> [Problem]
Using the data below, determine the number of lines that include the string "description". Write only that number.

> [Given records]
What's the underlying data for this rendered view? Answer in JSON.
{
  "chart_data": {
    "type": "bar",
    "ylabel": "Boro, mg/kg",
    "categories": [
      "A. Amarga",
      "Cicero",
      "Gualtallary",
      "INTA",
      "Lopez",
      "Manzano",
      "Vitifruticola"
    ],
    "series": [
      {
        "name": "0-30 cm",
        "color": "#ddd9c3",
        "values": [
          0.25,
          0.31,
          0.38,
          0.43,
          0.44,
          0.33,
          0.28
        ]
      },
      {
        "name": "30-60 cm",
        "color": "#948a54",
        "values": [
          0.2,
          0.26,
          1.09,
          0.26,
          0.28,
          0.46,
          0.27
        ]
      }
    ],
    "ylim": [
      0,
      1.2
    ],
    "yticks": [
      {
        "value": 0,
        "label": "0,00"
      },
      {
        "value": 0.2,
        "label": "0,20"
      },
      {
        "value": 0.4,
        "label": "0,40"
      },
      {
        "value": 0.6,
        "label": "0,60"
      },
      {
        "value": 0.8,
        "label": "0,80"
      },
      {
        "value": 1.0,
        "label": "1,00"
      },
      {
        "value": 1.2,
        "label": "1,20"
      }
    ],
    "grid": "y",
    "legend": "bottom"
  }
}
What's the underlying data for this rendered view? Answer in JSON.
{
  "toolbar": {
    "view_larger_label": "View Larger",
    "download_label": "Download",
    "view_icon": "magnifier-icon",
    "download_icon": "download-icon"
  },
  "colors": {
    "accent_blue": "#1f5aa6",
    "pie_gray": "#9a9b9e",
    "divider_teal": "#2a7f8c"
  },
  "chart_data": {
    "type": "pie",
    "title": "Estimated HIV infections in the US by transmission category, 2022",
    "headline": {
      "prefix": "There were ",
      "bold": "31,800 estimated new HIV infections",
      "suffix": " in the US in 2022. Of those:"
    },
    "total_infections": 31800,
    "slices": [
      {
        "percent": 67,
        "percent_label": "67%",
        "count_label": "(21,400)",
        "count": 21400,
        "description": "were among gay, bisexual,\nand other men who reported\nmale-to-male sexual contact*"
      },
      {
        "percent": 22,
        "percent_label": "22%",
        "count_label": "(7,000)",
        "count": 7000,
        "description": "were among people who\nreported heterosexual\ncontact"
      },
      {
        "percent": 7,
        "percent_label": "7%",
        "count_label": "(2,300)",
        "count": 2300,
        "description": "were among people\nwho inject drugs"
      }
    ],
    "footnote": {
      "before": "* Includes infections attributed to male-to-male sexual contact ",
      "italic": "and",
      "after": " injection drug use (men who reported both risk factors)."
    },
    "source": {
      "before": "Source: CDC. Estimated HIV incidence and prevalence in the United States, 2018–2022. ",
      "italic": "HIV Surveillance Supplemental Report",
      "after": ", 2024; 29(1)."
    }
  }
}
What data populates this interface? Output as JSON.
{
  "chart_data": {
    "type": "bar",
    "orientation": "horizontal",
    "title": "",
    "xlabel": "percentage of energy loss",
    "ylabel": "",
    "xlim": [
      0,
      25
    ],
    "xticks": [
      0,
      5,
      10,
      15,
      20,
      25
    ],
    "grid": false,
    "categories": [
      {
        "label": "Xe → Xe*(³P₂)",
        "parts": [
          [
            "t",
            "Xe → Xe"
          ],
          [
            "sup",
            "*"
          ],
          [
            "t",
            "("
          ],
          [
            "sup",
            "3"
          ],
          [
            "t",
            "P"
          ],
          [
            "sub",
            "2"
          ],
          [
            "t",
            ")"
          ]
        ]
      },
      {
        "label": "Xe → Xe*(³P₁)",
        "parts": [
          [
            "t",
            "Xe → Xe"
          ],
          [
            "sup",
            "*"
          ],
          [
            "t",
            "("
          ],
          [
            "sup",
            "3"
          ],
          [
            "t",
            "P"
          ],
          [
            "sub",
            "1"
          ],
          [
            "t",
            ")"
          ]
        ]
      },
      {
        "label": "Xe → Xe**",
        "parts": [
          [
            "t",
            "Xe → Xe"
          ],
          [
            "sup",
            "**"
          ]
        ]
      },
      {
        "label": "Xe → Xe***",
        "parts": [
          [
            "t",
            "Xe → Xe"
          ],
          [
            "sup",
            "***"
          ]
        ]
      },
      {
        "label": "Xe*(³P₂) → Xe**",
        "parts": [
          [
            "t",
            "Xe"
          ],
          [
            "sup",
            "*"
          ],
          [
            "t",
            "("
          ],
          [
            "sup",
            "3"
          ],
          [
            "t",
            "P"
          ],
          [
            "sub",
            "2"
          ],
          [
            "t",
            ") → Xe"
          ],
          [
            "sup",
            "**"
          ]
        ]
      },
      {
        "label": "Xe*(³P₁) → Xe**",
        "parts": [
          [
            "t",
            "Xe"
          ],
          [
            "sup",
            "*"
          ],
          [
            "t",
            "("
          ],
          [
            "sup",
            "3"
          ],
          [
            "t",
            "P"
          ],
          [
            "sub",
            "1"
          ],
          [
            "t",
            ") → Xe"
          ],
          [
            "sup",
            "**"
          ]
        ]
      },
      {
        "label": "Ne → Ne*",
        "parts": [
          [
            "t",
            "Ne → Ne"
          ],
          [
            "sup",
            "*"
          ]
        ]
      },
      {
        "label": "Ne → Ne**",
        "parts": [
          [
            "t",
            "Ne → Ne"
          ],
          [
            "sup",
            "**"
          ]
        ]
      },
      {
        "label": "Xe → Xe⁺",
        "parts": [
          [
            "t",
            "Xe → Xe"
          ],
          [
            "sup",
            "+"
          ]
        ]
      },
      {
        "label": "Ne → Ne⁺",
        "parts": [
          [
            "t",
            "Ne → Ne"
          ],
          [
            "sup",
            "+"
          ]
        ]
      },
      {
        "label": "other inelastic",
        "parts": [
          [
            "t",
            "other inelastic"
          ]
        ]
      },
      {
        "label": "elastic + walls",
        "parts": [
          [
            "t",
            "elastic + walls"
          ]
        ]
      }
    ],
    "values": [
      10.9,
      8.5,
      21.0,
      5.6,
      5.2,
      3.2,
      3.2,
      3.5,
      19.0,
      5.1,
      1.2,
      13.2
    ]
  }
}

> [Solution below]
3